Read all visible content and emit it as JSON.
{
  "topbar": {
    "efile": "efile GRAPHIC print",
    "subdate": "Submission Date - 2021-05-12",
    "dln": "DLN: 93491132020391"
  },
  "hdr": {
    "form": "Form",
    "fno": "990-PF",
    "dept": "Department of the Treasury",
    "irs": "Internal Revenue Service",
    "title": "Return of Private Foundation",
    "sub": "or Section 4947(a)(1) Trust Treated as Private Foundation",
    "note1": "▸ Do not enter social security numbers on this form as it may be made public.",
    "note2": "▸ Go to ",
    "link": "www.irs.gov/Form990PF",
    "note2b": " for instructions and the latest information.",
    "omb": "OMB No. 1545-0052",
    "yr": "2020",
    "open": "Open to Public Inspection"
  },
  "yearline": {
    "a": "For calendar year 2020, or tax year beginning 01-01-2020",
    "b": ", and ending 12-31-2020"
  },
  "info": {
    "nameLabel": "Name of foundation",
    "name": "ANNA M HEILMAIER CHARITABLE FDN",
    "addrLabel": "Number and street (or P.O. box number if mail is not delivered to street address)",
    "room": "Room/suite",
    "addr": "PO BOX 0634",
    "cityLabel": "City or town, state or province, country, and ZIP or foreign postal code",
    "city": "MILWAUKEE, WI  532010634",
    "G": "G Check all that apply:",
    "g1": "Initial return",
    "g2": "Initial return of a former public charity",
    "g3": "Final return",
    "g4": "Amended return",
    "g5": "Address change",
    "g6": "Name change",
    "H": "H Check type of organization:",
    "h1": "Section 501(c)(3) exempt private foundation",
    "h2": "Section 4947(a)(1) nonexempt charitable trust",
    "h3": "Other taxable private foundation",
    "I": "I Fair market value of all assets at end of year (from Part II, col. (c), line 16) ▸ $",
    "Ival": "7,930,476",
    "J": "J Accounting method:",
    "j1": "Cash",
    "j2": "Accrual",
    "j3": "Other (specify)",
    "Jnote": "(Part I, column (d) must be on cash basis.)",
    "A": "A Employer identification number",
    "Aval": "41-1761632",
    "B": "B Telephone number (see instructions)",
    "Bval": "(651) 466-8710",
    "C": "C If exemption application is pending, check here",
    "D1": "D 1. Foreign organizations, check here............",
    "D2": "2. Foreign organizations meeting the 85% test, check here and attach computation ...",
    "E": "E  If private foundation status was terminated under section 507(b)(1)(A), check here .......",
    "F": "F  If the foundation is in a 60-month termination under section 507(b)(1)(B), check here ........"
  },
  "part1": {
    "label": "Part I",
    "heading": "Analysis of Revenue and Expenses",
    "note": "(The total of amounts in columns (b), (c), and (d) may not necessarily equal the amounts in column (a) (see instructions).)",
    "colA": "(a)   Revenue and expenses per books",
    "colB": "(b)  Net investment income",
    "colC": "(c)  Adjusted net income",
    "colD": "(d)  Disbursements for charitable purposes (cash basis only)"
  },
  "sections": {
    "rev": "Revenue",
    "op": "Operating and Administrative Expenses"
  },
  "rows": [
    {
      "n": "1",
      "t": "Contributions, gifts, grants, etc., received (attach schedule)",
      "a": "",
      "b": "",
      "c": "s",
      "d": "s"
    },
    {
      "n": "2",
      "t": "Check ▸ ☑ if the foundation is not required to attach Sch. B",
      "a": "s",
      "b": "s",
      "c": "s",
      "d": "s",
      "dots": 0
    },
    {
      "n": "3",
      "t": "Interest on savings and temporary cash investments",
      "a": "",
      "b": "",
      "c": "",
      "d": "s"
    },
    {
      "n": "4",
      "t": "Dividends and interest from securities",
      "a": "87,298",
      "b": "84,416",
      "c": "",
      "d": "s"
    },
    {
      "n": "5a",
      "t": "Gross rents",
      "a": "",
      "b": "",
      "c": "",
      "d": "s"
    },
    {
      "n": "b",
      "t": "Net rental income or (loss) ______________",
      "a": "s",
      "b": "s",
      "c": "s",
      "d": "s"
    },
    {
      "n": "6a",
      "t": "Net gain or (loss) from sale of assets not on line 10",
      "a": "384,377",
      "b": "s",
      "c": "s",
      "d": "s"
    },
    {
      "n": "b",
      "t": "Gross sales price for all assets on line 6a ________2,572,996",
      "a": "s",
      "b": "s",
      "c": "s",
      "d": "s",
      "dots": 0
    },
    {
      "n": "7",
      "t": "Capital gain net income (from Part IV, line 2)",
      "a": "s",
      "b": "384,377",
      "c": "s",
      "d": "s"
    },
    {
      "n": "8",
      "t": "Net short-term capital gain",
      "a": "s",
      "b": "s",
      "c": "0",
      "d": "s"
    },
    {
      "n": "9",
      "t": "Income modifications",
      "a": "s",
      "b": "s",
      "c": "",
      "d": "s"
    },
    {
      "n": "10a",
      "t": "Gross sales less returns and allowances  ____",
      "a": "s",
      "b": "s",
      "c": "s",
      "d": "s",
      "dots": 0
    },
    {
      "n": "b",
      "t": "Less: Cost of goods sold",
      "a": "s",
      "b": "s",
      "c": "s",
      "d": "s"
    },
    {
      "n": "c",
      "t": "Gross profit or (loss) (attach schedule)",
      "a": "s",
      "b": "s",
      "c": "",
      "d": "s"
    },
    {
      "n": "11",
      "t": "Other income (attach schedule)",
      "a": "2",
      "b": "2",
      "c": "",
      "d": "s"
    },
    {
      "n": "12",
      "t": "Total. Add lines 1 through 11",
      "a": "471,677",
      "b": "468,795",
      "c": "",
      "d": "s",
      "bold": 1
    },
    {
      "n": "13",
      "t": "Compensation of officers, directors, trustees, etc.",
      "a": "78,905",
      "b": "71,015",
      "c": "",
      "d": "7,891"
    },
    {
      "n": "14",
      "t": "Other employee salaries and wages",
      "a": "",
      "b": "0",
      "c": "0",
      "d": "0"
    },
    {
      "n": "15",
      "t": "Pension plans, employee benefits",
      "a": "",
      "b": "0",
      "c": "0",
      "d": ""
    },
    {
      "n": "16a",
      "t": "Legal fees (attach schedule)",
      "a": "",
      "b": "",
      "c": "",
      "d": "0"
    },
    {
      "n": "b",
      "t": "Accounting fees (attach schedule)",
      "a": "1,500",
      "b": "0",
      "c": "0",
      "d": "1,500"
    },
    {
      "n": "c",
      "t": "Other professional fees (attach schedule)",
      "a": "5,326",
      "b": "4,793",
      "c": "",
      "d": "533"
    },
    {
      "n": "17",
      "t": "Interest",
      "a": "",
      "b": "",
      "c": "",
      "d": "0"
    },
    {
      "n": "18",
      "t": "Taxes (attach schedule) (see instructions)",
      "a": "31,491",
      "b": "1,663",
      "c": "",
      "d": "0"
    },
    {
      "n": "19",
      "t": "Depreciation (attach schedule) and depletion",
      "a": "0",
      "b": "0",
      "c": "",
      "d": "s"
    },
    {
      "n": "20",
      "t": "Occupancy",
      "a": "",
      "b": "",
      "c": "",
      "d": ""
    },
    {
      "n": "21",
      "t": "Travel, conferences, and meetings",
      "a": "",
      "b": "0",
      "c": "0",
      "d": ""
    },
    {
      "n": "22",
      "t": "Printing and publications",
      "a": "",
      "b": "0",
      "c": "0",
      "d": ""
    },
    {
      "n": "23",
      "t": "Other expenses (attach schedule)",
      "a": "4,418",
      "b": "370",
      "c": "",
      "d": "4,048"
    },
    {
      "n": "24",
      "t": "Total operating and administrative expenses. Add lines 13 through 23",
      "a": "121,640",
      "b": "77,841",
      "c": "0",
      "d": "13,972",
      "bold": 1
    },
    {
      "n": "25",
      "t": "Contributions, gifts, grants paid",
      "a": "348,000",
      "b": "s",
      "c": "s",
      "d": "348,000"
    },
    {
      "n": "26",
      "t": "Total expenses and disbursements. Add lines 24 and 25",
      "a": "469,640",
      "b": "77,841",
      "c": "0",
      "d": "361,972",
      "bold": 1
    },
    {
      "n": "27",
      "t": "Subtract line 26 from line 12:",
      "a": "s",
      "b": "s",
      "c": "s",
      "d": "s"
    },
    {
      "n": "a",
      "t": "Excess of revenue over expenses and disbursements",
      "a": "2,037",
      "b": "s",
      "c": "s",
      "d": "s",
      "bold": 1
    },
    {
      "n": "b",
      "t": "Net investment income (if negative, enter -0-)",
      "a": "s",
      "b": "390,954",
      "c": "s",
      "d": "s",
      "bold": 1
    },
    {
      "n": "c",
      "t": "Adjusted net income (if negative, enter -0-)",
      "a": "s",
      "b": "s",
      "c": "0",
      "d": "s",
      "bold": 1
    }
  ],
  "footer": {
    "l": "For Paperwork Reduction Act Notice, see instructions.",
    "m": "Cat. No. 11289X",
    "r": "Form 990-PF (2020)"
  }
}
*-*-*
What is the number of lines above that contain "loss"? Answer with that number only.

3